## Source text

------------------------------------------------------------

Nextorch TA30 V2.0 Tactical Flashlight Review
The Nextorch TA30 Tactical flashlight is now available in V2.0. This light offers a simple user interface as well as instant strobe access!
Official Specs and Features
There’s just one version of the Nextorch TA30 Tactical V2.0 flashlight (specifically) but this being a v2.0 implies a previous version.
The going price for the Nextorch TA30 Tactical flashlight, a complete package light is $79.95. It’s available at nextorch.com.
I also have a referral coupon for Nextorch.com that’ll give you 10% off! The code is “ZEROAIR“.
There’s a lot to be said for simplicity, and I’d say that’s what the Nextorch TA30 Tactical flashlight offers. It’s not just simple though – there are a few modes as well as momentary access to turbo or strobe. This fits the bill for “tactical” I would say. The throw is great, and the output is good – both meet specifications. All in all, this is a good contender. Just one thing I really don’t like though, and that’s the PWM. See more about that below.
The Big Table
|Nextorch TA30 V2.0 Tactical Flashlight|
|Price in USD at publication time:||$79.95|
|High Runtime Graph||Medium Runtime Graph|
|Switch Type:||Mechanical and rotary|
|Charge Port Type:||micro-USB (on cell)|
|Power off Charge Port||–|
|Claimed Lumens (lm)||1300|
|Measured Lumens (at 30s)||1363 (104.8% of claim)^|
|Candela per Lumen||15.4|
|Claimed Throw (m)||250|
|Candela (Calculated) in cd (at 30s)||605lux @ 5.804m = 20380cd|
|Throw (Calculated) (m)||285.5 (114.2% of claim)^|
|Measured CCT Range (K)||6100-6900 Kelvin|
|Item provided for review by:||Nextorch|
|All my Nextorch reviews!|
^ Measurement disclaimer: Testing flashlights is my hobby. I use hobbyist-level equipment for testing, including some I made myself. Try not to get buried in the details of manufacturer specifications versus measurements recorded here; A certain amount of difference (say, 10 or 15%) is perfectly reasonable.
- Nextorch TA30 Tactical flashlight
- Nextorch 2600mAh 18650
- 18650 to 2xCR123 adapter
- Spare o-rings (2)
Package and Manual
Build Quality and Disassembly
The Nextorch TA30 Tactical flashlight build quality is good. Honestly, this brings up something I should mention upfront about these lights (and it’s something I’ve corroborated with another enthusiast, too!). When I opened the package of Nextorch lights, I was not thrilled. Based on the box (specifically how the box felt, not how it looks), I figured the contents would be subpar. The package is simply not great. On the flip side of that is the light itself, which is great. So when you order this don’t get too worried about the package!

------------------------------------------------------------

## Problem set
(A) Retype the part of the flashlight review starting with "Nextorch TA30 V2.0 Tactical Flashlight Review" and going on through "instant strobe access!".
(B) What coupon code does the flashlight review give for Nextorch.com?

------------------------------------------------------------

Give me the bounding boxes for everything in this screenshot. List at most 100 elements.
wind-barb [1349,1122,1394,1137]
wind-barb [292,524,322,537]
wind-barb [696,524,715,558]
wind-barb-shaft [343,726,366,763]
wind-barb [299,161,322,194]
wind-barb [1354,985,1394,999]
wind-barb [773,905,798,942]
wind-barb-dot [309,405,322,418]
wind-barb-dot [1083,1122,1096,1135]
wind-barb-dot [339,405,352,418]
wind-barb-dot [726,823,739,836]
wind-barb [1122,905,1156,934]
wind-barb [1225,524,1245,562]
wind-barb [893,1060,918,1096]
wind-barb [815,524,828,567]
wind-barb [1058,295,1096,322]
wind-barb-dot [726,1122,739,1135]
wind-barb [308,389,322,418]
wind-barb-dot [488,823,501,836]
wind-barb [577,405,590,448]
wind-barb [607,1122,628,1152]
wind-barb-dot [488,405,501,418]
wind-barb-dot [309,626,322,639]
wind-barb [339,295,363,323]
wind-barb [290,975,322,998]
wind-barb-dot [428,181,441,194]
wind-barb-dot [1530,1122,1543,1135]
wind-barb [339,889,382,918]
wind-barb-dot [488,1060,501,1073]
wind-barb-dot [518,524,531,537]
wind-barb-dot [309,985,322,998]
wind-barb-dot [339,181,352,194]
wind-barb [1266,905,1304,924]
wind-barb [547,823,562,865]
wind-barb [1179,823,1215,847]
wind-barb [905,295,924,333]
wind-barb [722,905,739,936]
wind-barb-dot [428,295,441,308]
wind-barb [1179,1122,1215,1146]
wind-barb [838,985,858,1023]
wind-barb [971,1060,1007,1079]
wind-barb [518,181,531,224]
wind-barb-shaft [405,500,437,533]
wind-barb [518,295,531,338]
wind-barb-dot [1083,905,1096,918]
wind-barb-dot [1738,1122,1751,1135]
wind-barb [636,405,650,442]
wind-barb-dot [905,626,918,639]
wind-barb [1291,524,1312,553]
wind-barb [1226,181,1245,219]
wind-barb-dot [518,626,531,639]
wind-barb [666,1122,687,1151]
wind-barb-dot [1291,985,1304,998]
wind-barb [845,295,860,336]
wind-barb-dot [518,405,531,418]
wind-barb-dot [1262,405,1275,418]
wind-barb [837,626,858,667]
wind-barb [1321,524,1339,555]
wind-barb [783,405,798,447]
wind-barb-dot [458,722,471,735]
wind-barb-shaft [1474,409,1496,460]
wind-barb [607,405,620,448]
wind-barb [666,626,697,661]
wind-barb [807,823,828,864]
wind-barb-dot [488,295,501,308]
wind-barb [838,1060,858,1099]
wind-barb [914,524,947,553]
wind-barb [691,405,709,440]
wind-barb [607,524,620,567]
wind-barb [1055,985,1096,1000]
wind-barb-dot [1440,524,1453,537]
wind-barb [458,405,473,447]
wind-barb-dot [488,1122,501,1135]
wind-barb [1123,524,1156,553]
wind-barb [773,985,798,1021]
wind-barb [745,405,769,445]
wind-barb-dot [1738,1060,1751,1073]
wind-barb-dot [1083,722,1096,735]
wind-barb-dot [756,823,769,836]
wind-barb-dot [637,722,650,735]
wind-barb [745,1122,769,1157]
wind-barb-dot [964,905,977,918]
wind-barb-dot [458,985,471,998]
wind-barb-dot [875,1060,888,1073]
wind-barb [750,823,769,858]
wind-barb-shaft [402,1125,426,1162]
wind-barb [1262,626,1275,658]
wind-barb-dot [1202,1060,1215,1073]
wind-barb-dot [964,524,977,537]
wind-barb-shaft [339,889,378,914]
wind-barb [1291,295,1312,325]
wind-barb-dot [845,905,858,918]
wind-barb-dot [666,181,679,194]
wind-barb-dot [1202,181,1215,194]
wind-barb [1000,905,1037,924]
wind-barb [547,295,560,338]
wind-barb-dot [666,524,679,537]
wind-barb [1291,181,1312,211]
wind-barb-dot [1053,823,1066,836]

------------------------------------------------------------

## Answers by task
(A)
Nextorch TA30 V2.0 Tactical Flashlight Review
The Nextorch TA30 Tactical flashlight is now available in V2.0. This light offers a simple user interface as well as instant strobe access!

(B) ZEROAIR